[Stored dataset items]

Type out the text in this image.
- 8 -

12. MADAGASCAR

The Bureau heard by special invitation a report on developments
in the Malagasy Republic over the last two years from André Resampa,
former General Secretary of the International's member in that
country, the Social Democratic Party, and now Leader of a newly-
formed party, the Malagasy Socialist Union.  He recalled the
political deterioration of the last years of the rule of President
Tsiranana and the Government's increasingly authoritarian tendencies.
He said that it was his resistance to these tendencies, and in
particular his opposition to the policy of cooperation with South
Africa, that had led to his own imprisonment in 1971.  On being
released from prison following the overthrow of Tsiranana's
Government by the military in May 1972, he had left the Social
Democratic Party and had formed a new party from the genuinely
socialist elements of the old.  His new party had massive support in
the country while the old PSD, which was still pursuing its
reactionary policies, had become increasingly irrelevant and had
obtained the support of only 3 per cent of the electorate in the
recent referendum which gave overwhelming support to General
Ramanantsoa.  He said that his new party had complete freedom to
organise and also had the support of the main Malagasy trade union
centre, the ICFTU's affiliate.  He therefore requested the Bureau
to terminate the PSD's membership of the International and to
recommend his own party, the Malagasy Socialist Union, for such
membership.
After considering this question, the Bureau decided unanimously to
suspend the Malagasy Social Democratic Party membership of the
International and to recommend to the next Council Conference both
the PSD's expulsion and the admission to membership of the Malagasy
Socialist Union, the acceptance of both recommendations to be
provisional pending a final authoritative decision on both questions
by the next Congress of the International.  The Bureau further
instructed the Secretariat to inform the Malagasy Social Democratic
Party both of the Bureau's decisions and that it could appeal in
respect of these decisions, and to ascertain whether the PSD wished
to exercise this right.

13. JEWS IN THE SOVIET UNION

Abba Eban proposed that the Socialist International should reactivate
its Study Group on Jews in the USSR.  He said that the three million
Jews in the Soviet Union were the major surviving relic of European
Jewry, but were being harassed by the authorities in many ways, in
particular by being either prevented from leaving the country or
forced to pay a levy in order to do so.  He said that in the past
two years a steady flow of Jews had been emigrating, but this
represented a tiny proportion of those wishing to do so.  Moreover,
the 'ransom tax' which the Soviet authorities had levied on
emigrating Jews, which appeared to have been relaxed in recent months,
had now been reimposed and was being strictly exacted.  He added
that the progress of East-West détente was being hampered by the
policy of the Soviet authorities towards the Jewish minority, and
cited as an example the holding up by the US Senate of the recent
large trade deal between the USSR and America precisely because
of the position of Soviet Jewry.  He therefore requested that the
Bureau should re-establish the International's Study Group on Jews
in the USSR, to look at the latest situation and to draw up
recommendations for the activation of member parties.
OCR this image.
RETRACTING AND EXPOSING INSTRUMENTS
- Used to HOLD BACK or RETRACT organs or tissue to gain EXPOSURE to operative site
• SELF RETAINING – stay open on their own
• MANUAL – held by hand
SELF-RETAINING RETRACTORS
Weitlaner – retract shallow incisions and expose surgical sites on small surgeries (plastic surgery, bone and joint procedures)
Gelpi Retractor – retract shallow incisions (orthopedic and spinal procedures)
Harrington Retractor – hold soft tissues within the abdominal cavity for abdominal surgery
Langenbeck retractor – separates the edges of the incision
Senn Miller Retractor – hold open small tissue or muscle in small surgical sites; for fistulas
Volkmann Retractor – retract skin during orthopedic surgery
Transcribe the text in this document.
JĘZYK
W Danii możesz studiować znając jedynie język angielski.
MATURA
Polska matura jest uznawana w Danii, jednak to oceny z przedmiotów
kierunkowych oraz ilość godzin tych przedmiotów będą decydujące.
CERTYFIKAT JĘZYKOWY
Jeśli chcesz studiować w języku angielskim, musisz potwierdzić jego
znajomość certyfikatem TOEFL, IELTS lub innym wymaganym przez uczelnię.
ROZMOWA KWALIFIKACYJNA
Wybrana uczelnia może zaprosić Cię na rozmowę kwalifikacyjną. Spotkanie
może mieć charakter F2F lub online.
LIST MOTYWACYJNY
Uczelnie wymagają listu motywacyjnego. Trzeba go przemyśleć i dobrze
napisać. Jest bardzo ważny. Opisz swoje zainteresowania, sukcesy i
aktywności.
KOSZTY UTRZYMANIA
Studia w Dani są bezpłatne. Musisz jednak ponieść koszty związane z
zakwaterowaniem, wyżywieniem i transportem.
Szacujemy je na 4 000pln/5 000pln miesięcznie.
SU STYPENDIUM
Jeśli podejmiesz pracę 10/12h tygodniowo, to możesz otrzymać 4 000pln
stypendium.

WORK TO COMPLETE:
Write out every line exactly as it stands.

CORRECT OUTPUT:
Type out the text in this image.
- 8 -

12. MADAGASCAR

The Bureau heard by special invitation a report on developments
in the Malagasy Republic over the last two years from André Resampa,
former General Secretary of the International's member in that
country, the Social Democratic Party, and now Leader of a newly-
formed party, the Malagasy Socialist Union.  He recalled the
political deterioration of the last years of the rule of President
Tsiranana and the Government's increasingly authoritarian tendencies.
He said that it was his resistance to these tendencies, and in
particular his opposition to the policy of cooperation with South
Africa, that had led to his own imprisonment in 1971.  On being
released from prison following the overthrow of Tsiranana's
Government by the military in May 1972, he had left the Social
Democratic Party and had formed a new party from the genuinely
socialist elements of the old.  His new party had massive support in
the country while the old PSD, which was still pursuing its
reactionary policies, had become increasingly irrelevant and had
obtained the support of only 3 per cent of the electorate in the
recent referendum which gave overwhelming support to General
Ramanantsoa.  He said that his new party had complete freedom to
organise and also had the support of the main Malagasy trade union
centre, the ICFTU's affiliate.  He therefore requested the Bureau
to terminate the PSD's membership of the International and to
recommend his own party, the Malagasy Socialist Union, for such
membership.
After considering this question, the Bureau decided unanimously to
suspend the Malagasy Social Democratic Party membership of the
International and to recommend to the next Council Conference both
the PSD's expulsion and the admission to membership of the Malagasy
Socialist Union, the acceptance of both recommendations to be
provisional pending a final authoritative decision on both questions
by the next Congress of the International.  The Bureau further
instructed the Secretariat to inform the Malagasy Social Democratic
Party both of the Bureau's decisions and that it could appeal in
respect of these decisions, and to ascertain whether the PSD wished
to exercise this right.

13. JEWS IN THE SOVIET UNION

Abba Eban proposed that the Socialist International should reactivate
its Study Group on Jews in the USSR.  He said that the three million
Jews in the Soviet Union were the major surviving relic of European
Jewry, but were being harassed by the authorities in many ways, in
particular by being either prevented from leaving the country or
forced to pay a levy in order to do so.  He said that in the past
two years a steady flow of Jews had been emigrating, but this
represented a tiny proportion of those wishing to do so.  Moreover,
the 'ransom tax' which the Soviet authorities had levied on
emigrating Jews, which appeared to have been relaxed in recent months,
had now been reimposed and was being strictly exacted.  He added
that the progress of East-West détente was being hampered by the
policy of the Soviet authorities towards the Jewish minority, and
cited as an example the holding up by the US Senate of the recent
large trade deal between the USSR and America precisely because
of the position of Soviet Jewry.  He therefore requested that the
Bureau should re-establish the International's Study Group on Jews
in the USSR, to look at the latest situation and to draw up
recommendations for the activation of member parties.
OCR this image.
RETRACTING AND EXPOSING INSTRUMENTS
- Used to HOLD BACK or RETRACT organs or tissue to gain EXPOSURE to operative site
• SELF RETAINING – stay open on their own
• MANUAL – held by hand
SELF-RETAINING RETRACTORS
Weitlaner – retract shallow incisions and expose surgical sites on small surgeries (plastic surgery, bone and joint procedures)
Gelpi Retractor – retract shallow incisions (orthopedic and spinal procedures)
Harrington Retractor – hold soft tissues within the abdominal cavity for abdominal surgery
Langenbeck retractor – separates the edges of the incision
Senn Miller Retractor – hold open small tissue or muscle in small surgical sites; for fistulas
Volkmann Retractor – retract skin during orthopedic surgery
Transcribe the text in this document.
JĘZYK
W Danii możesz studiować znając jedynie język angielski.
MATURA
Polska matura jest uznawana w Danii, jednak to oceny z przedmiotów
kierunkowych oraz ilość godzin tych przedmiotów będą decydujące.
CERTYFIKAT JĘZYKOWY
Jeśli chcesz studiować w języku angielskim, musisz potwierdzić jego
znajomość certyfikatem TOEFL, IELTS lub innym wymaganym przez uczelnię.
ROZMOWA KWALIFIKACYJNA
Wybrana uczelnia może zaprosić Cię na rozmowę kwalifikacyjną. Spotkanie
może mieć charakter F2F lub online.
LIST MOTYWACYJNY
Uczelnie wymagają listu motywacyjnego. Trzeba go przemyśleć i dobrze
napisać. Jest bardzo ważny. Opisz swoje zainteresowania, sukcesy i
aktywności.
KOSZTY UTRZYMANIA
Studia w Dani są bezpłatne. Musisz jednak ponieść koszty związane z
zakwaterowaniem, wyżywieniem i transportem.
Szacujemy je na 4 000pln/5 000pln miesięcznie.
SU STYPENDIUM
Jeśli podejmiesz pracę 10/12h tygodniowo, to możesz otrzymać 4 000pln
stypendium.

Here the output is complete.